Give an exact copy of every line, leaving images out.

_Provided records_
______________________________
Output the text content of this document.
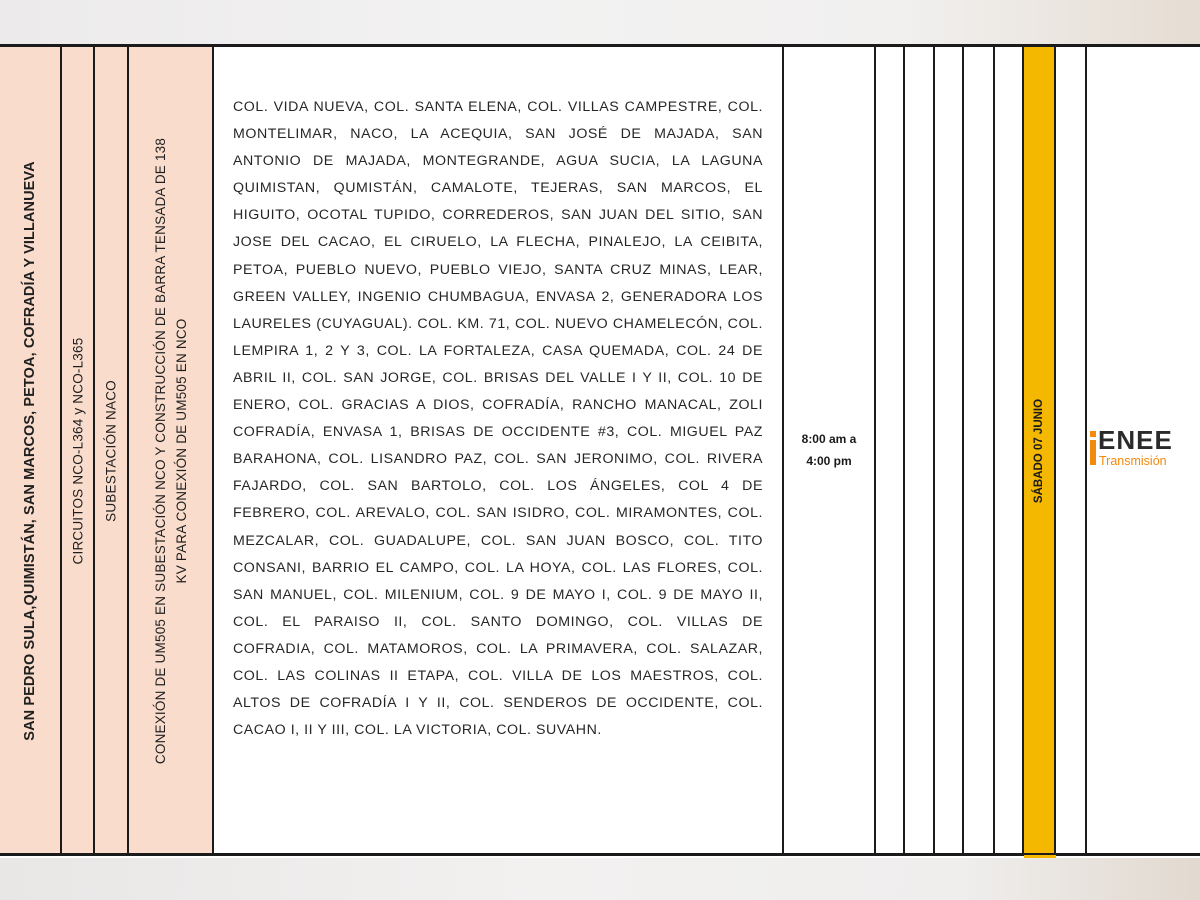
SAN PEDRO SULA,QUIMISTÁN, SAN MARCOS, PETOA, COFRADÍA Y VILLANUEVA CIRCUITOS NCO-L364 y NCO-L365 SUBESTACIÓN NACO	CONEXIÓN DE UM505 EN SUBESTACIÓN NCO Y CONSTRUCCIÓN DE BARRA TENSADA DE 138 KV PARA CONEXIÓN DE UM505 EN NCO
COL. VIDA NUEVA, COL. SANTA ELENA, COL. VILLAS CAMPESTRE, COL. MONTELIMAR, NACO, LA ACEQUIA, SAN JOSÉ DE MAJADA, SAN ANTONIO DE MAJADA, MONTEGRANDE, AGUA SUCIA, LA LAGUNA QUIMISTAN, QUMISTÁN, CAMALOTE, TEJERAS, SAN MARCOS, EL HIGUITO, OCOTAL TUPIDO, CORREDEROS, SAN JUAN DEL SITIO, SAN JOSE DEL CACAO, EL CIRUELO, LA FLECHA, PINALEJO, LA CEIBITA, PETOA, PUEBLO NUEVO, PUEBLO VIEJO, SANTA CRUZ MINAS, LEAR, GREEN VALLEY, INGENIO CHUMBAGUA, ENVASA 2, GENERADORA LOS LAURELES (CUYAGUAL). COL. KM. 71, COL. NUEVO CHAMELECÓN, COL. LEMPIRA 1, 2 Y 3, COL. LA FORTALEZA, CASA QUEMADA, COL. 24 DE ABRIL II, COL. SAN JORGE, COL. BRISAS DEL VALLE I Y II, COL. 10 DE ENERO, COL. GRACIAS A DIOS, COFRADÍA, RANCHO MANACAL, ZOLI COFRADÍA, ENVASA 1, BRISAS DE OCCIDENTE #3, COL. MIGUEL PAZ BARAHONA, COL. LISANDRO PAZ, COL. SAN JERONIMO, COL. RIVERA FAJARDO, COL. SAN BARTOLO, COL. LOS ÁNGELES, COL 4 DE FEBRERO, COL. AREVALO, COL. SAN ISIDRO, COL. MIRAMONTES, COL. MEZCALAR, COL. GUADALUPE, COL. SAN JUAN BOSCO, COL. TITO CONSANI, BARRIO EL CAMPO, COL. LA HOYA, COL. LAS FLORES, COL. SAN MANUEL, COL. MILENIUM, COL. 9 DE MAYO I, COL. 9 DE MAYO II, COL. EL PARAISO II, COL. SANTO DOMINGO, COL. VILLAS DE COFRADIA, COL. MATAMOROS, COL. LA PRIMAVERA, COL. SALAZAR, COL. LAS COLINAS II ETAPA, COL. VILLA DE LOS MAESTROS, COL. ALTOS DE COFRADÍA I Y II, COL. SENDEROS DE OCCIDENTE, COL. CACAO I, II Y III, COL. LA VICTORIA, COL. SUVAHN.
8:00 am a
4:00 pm	SÁBADO 07 JUNIO ENEE
Transmisión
______________________________
_Problem solution_
Output the text content of this document.
SAN PEDRO SULA,QUIMISTÁN, SAN MARCOS, PETOA, COFRADÍA Y VILLANUEVA CIRCUITOS NCO-L364 y NCO-L365 SUBESTACIÓN NACO	CONEXIÓN DE UM505 EN SUBESTACIÓN NCO Y CONSTRUCCIÓN DE BARRA TENSADA DE 138 KV PARA CONEXIÓN DE UM505 EN NCO
COL. VIDA NUEVA, COL. SANTA ELENA, COL. VILLAS CAMPESTRE, COL. MONTELIMAR, NACO, LA ACEQUIA, SAN JOSÉ DE MAJADA, SAN ANTONIO DE MAJADA, MONTEGRANDE, AGUA SUCIA, LA LAGUNA QUIMISTAN, QUMISTÁN, CAMALOTE, TEJERAS, SAN MARCOS, EL HIGUITO, OCOTAL TUPIDO, CORREDEROS, SAN JUAN DEL SITIO, SAN JOSE DEL CACAO, EL CIRUELO, LA FLECHA, PINALEJO, LA CEIBITA, PETOA, PUEBLO NUEVO, PUEBLO VIEJO, SANTA CRUZ MINAS, LEAR, GREEN VALLEY, INGENIO CHUMBAGUA, ENVASA 2, GENERADORA LOS LAURELES (CUYAGUAL). COL. KM. 71, COL. NUEVO CHAMELECÓN, COL. LEMPIRA 1, 2 Y 3, COL. LA FORTALEZA, CASA QUEMADA, COL. 24 DE ABRIL II, COL. SAN JORGE, COL. BRISAS DEL VALLE I Y II, COL. 10 DE ENERO, COL. GRACIAS A DIOS, COFRADÍA, RANCHO MANACAL, ZOLI COFRADÍA, ENVASA 1, BRISAS DE OCCIDENTE #3, COL. MIGUEL PAZ BARAHONA, COL. LISANDRO PAZ, COL. SAN JERONIMO, COL. RIVERA FAJARDO, COL. SAN BARTOLO, COL. LOS ÁNGELES, COL 4 DE FEBRERO, COL. AREVALO, COL. SAN ISIDRO, COL. MIRAMONTES, COL. MEZCALAR, COL. GUADALUPE, COL. SAN JUAN BOSCO, COL. TITO CONSANI, BARRIO EL CAMPO, COL. LA HOYA, COL. LAS FLORES, COL. SAN MANUEL, COL. MILENIUM, COL. 9 DE MAYO I, COL. 9 DE MAYO II, COL. EL PARAISO II, COL. SANTO DOMINGO, COL. VILLAS DE COFRADIA, COL. MATAMOROS, COL. LA PRIMAVERA, COL. SALAZAR, COL. LAS COLINAS II ETAPA, COL. VILLA DE LOS MAESTROS, COL. ALTOS DE COFRADÍA I Y II, COL. SENDEROS DE OCCIDENTE, COL. CACAO I, II Y III, COL. LA VICTORIA, COL. SUVAHN.
8:00 am a
4:00 pm	SÁBADO 07 JUNIO ENEE
Transmisión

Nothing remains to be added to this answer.